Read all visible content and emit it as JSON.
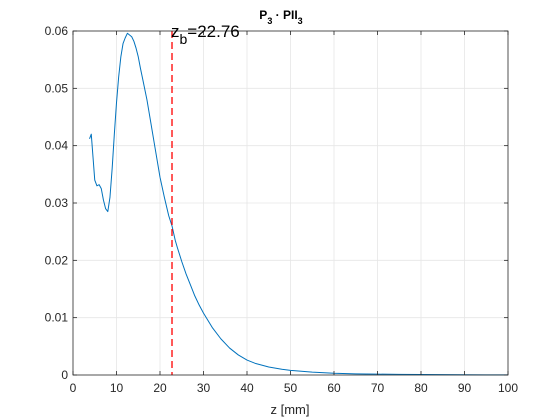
{
  "chart_data": {
    "type": "line",
    "title": {
      "p": "P",
      "p_sub": "3",
      "dot": " · ",
      "pii": "PII",
      "pii_sub": "3"
    },
    "xlabel": "z [mm]",
    "ylabel": "",
    "xlim": [
      0,
      100
    ],
    "ylim": [
      0,
      0.06
    ],
    "xticks": [
      0,
      10,
      20,
      30,
      40,
      50,
      60,
      70,
      80,
      90,
      100
    ],
    "yticks": [
      0,
      0.01,
      0.02,
      0.03,
      0.04,
      0.05,
      0.06
    ],
    "xtick_labels": [
      "0",
      "10",
      "20",
      "30",
      "40",
      "50",
      "60",
      "70",
      "80",
      "90",
      "100"
    ],
    "ytick_labels": [
      "0",
      "0.01",
      "0.02",
      "0.03",
      "0.04",
      "0.05",
      "0.06"
    ],
    "grid": true,
    "colors": {
      "line": "#0072BD",
      "marker": "#FF0000",
      "grid": "#E6E6E6",
      "axes": "#262626"
    },
    "series": [
      {
        "x": [
          3.8,
          4.2,
          4.6,
          5,
          5.5,
          6,
          6.5,
          7,
          7.5,
          8,
          8.5,
          9,
          9.5,
          10,
          10.5,
          11,
          11.5,
          12,
          12.5,
          13,
          13.5,
          14,
          14.5,
          15,
          15.5,
          16,
          17,
          18,
          19,
          20,
          21,
          22,
          22.76,
          23.5,
          24,
          25,
          26,
          27,
          28,
          29,
          30,
          32,
          34,
          36,
          38,
          40,
          42,
          45,
          48,
          50,
          55,
          60,
          65,
          70,
          75,
          80,
          85,
          90,
          95,
          100
        ],
        "y": [
          0.0412,
          0.042,
          0.038,
          0.034,
          0.033,
          0.0332,
          0.0325,
          0.0305,
          0.029,
          0.0285,
          0.031,
          0.036,
          0.042,
          0.0475,
          0.052,
          0.0555,
          0.0578,
          0.0588,
          0.0596,
          0.0593,
          0.059,
          0.0582,
          0.057,
          0.0555,
          0.0535,
          0.0517,
          0.048,
          0.0435,
          0.039,
          0.0345,
          0.031,
          0.0278,
          0.026,
          0.0235,
          0.0222,
          0.0198,
          0.0176,
          0.0157,
          0.0138,
          0.0122,
          0.0108,
          0.0083,
          0.0063,
          0.0047,
          0.0035,
          0.0026,
          0.002,
          0.0014,
          0.001,
          0.0008,
          0.0005,
          0.0003,
          0.0002,
          0.00015,
          0.0001,
          8e-05,
          6e-05,
          4e-05,
          3e-05,
          2e-05
        ]
      }
    ],
    "marker_line": {
      "x": 22.76,
      "style": "dashed"
    },
    "annotation": {
      "base": "z",
      "sub": "b",
      "text": "=22.76"
    }
  }
}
# # # # #
• Given problem: Omit the images and transcribe all of the records above word for word.

• Finished answer:
Read all visible content and emit it as JSON.
{
  "chart_data": {
    "type": "line",
    "title": {
      "p": "P",
      "p_sub": "3",
      "dot": " · ",
      "pii": "PII",
      "pii_sub": "3"
    },
    "xlabel": "z [mm]",
    "ylabel": "",
    "xlim": [
      0,
      100
    ],
    "ylim": [
      0,
      0.06
    ],
    "xticks": [
      0,
      10,
      20,
      30,
      40,
      50,
      60,
      70,
      80,
      90,
      100
    ],
    "yticks": [
      0,
      0.01,
      0.02,
      0.03,
      0.04,
      0.05,
      0.06
    ],
    "xtick_labels": [
      "0",
      "10",
      "20",
      "30",
      "40",
      "50",
      "60",
      "70",
      "80",
      "90",
      "100"
    ],
    "ytick_labels": [
      "0",
      "0.01",
      "0.02",
      "0.03",
      "0.04",
      "0.05",
      "0.06"
    ],
    "grid": true,
    "colors": {
      "line": "#0072BD",
      "marker": "#FF0000",
      "grid": "#E6E6E6",
      "axes": "#262626"
    },
    "series": [
      {
        "x": [
          3.8,
          4.2,
          4.6,
          5,
          5.5,
          6,
          6.5,
          7,
          7.5,
          8,
          8.5,
          9,
          9.5,
          10,
          10.5,
          11,
          11.5,
          12,
          12.5,
          13,
          13.5,
          14,
          14.5,
          15,
          15.5,
          16,
          17,
          18,
          19,
          20,
          21,
          22,
          22.76,
          23.5,
          24,
          25,
          26,
          27,
          28,
          29,
          30,
          32,
          34,
          36,
          38,
          40,
          42,
          45,
          48,
          50,
          55,
          60,
          65,
          70,
          75,
          80,
          85,
          90,
          95,
          100
        ],
        "y": [
          0.0412,
          0.042,
          0.038,
          0.034,
          0.033,
          0.0332,
          0.0325,
          0.0305,
          0.029,
          0.0285,
          0.031,
          0.036,
          0.042,
          0.0475,
          0.052,
          0.0555,
          0.0578,
          0.0588,
          0.0596,
          0.0593,
          0.059,
          0.0582,
          0.057,
          0.0555,
          0.0535,
          0.0517,
          0.048,
          0.0435,
          0.039,
          0.0345,
          0.031,
          0.0278,
          0.026,
          0.0235,
          0.0222,
          0.0198,
          0.0176,
          0.0157,
          0.0138,
          0.0122,
          0.0108,
          0.0083,
          0.0063,
          0.0047,
          0.0035,
          0.0026,
          0.002,
          0.0014,
          0.001,
          0.0008,
          0.0005,
          0.0003,
          0.0002,
          0.00015,
          0.0001,
          8e-05,
          6e-05,
          4e-05,
          3e-05,
          2e-05
        ]
      }
    ],
    "marker_line": {
      "x": 22.76,
      "style": "dashed"
    },
    "annotation": {
      "base": "z",
      "sub": "b",
      "text": "=22.76"
    }
  }
}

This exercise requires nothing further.